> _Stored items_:
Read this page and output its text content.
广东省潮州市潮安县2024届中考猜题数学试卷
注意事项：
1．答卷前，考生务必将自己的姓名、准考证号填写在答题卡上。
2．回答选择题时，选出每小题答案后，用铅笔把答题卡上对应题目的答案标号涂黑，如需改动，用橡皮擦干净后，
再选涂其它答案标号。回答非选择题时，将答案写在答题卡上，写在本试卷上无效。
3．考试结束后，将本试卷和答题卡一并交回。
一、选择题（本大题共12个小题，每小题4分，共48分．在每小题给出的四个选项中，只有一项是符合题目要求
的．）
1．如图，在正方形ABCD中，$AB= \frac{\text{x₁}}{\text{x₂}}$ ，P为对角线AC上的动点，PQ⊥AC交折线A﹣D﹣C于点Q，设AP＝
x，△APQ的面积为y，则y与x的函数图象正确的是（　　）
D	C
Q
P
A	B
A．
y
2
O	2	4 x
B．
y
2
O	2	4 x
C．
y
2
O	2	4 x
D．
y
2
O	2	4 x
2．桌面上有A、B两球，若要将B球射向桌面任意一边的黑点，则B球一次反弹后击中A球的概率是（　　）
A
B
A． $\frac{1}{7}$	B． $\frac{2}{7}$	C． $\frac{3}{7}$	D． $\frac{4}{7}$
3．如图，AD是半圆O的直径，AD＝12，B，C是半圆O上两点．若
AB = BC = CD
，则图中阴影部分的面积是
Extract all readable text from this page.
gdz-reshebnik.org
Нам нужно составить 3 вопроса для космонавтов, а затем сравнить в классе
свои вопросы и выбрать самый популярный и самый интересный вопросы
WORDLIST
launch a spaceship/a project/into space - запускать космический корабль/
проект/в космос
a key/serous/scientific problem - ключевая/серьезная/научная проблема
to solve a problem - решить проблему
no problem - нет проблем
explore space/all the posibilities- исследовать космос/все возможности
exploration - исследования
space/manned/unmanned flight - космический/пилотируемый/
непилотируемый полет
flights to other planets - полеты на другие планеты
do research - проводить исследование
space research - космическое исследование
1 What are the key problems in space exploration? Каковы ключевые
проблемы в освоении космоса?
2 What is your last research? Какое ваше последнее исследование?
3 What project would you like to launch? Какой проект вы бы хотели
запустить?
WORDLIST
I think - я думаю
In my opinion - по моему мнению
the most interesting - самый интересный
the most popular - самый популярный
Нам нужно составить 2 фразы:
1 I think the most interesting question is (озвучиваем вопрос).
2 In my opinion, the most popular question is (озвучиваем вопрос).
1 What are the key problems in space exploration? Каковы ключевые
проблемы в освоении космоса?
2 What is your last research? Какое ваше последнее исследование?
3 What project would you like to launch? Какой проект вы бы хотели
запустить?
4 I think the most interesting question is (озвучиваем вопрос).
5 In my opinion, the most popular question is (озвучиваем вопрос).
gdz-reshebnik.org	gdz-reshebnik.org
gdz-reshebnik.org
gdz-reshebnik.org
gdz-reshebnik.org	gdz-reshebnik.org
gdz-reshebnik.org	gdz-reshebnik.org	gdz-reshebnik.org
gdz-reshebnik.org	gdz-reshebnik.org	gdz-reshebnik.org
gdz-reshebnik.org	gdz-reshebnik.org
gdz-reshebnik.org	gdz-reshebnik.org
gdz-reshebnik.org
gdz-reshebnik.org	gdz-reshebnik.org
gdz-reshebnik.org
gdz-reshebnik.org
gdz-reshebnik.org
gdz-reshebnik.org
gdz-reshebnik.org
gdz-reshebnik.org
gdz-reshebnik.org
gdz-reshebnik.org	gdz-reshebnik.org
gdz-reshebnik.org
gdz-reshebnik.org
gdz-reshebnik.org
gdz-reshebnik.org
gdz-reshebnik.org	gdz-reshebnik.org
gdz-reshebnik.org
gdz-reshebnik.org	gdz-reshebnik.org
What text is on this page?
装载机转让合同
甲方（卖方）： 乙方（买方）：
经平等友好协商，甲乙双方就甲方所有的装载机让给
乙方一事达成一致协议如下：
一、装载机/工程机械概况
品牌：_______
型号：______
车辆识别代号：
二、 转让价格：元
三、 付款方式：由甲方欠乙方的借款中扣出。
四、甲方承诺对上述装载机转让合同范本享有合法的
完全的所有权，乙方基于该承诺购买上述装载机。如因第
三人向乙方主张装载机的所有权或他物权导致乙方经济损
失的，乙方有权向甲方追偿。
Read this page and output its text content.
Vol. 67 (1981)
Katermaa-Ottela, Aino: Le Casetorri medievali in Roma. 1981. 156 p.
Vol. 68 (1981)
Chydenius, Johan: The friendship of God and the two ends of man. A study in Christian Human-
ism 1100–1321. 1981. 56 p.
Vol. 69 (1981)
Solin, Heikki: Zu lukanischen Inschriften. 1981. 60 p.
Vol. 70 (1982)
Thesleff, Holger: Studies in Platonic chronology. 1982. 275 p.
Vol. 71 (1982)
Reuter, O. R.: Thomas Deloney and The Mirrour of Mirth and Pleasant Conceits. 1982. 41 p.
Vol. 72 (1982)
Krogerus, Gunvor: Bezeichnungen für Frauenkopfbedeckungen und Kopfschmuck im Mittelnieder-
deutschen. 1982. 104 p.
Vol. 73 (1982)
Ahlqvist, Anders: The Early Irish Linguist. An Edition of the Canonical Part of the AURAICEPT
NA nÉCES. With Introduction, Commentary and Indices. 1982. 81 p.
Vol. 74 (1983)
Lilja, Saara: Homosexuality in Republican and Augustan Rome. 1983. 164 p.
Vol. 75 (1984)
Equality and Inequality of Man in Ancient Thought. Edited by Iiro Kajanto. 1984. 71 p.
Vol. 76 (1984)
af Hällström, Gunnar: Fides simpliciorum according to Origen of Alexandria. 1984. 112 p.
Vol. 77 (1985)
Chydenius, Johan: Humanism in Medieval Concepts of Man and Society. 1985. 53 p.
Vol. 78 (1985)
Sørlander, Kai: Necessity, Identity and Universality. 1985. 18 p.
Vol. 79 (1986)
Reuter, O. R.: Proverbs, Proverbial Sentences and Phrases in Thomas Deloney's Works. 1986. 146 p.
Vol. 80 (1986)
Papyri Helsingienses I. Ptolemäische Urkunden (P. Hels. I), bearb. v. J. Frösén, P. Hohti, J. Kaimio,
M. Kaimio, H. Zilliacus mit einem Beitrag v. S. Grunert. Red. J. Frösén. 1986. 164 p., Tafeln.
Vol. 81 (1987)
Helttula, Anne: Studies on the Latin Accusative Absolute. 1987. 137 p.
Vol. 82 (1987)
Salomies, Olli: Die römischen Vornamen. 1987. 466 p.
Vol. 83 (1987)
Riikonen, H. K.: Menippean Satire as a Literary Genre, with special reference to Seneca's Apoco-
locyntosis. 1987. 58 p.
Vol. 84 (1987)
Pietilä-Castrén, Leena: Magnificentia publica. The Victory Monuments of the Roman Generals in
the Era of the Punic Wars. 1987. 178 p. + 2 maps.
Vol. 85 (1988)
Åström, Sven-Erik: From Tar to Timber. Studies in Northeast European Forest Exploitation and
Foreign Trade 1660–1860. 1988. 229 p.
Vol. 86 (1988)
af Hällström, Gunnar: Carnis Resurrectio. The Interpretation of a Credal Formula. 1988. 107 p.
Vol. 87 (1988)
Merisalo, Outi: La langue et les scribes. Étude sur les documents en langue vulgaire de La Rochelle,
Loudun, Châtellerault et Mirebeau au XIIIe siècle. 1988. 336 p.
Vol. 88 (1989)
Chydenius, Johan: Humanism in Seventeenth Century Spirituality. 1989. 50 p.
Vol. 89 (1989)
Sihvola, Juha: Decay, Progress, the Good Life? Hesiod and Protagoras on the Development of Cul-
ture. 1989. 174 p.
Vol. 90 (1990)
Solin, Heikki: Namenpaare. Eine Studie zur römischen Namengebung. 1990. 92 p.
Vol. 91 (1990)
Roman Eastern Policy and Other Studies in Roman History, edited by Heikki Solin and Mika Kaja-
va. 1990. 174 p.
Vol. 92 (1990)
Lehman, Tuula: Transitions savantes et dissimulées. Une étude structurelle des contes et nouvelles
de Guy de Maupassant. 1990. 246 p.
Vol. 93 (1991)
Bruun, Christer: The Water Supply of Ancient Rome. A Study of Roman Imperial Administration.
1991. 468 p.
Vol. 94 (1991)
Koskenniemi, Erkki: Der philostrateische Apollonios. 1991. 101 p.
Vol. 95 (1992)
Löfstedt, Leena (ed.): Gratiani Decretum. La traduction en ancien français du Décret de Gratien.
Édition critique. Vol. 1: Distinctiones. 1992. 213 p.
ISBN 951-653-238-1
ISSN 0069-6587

> _EXERCISE_: Select every line of the material above holding the word "нужно" and copy it.

> _FULL RESPONSE_:
Нам нужно составить 3 вопроса для космонавтов, а затем сравнить в классе
Нам нужно составить 2 фразы:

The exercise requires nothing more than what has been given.